Problem requirements: Make an exact copy of the records, with the images left out.

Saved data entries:
++++++

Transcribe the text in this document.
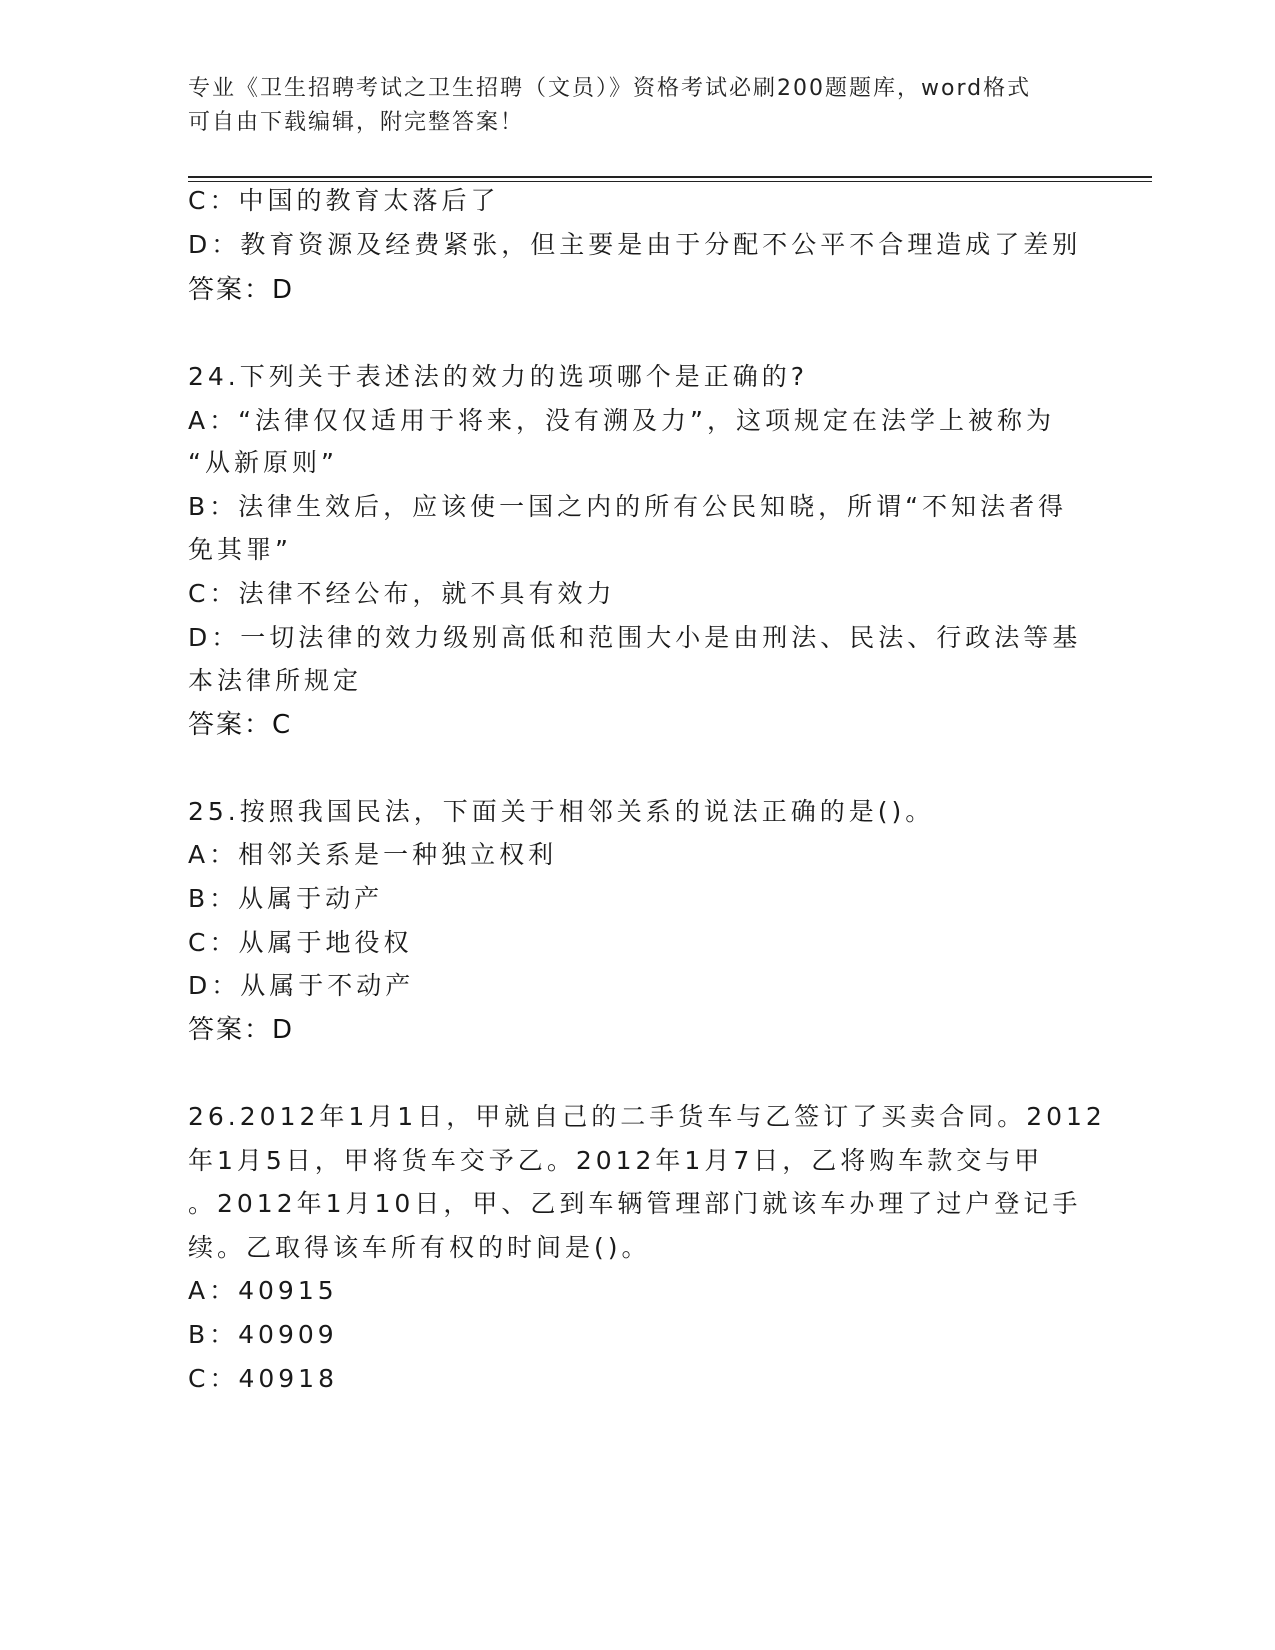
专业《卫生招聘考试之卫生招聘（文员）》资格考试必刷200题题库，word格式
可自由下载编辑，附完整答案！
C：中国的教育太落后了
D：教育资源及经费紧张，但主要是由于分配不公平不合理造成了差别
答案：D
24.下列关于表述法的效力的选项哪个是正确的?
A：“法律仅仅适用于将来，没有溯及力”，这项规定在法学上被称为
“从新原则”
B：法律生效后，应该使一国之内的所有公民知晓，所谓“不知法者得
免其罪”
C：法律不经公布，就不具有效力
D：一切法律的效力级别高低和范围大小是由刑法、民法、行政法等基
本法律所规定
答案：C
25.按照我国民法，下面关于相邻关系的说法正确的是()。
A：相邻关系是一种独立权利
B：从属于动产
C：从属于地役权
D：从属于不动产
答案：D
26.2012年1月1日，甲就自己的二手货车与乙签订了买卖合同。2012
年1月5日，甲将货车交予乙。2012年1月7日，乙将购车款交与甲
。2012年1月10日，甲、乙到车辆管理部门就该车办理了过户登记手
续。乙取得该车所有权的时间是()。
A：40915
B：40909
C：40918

++++++

Task answer:
Transcribe the text in this document.
专业《卫生招聘考试之卫生招聘（文员）》资格考试必刷200题题库，word格式
可自由下载编辑，附完整答案！
C：中国的教育太落后了
D：教育资源及经费紧张，但主要是由于分配不公平不合理造成了差别
答案：D
24.下列关于表述法的效力的选项哪个是正确的?
A：“法律仅仅适用于将来，没有溯及力”，这项规定在法学上被称为
“从新原则”
B：法律生效后，应该使一国之内的所有公民知晓，所谓“不知法者得
免其罪”
C：法律不经公布，就不具有效力
D：一切法律的效力级别高低和范围大小是由刑法、民法、行政法等基
本法律所规定
答案：C
25.按照我国民法，下面关于相邻关系的说法正确的是()。
A：相邻关系是一种独立权利
B：从属于动产
C：从属于地役权
D：从属于不动产
答案：D
26.2012年1月1日，甲就自己的二手货车与乙签订了买卖合同。2012
年1月5日，甲将货车交予乙。2012年1月7日，乙将购车款交与甲
。2012年1月10日，甲、乙到车辆管理部门就该车办理了过户登记手
续。乙取得该车所有权的时间是()。
A：40915
B：40909
C：40918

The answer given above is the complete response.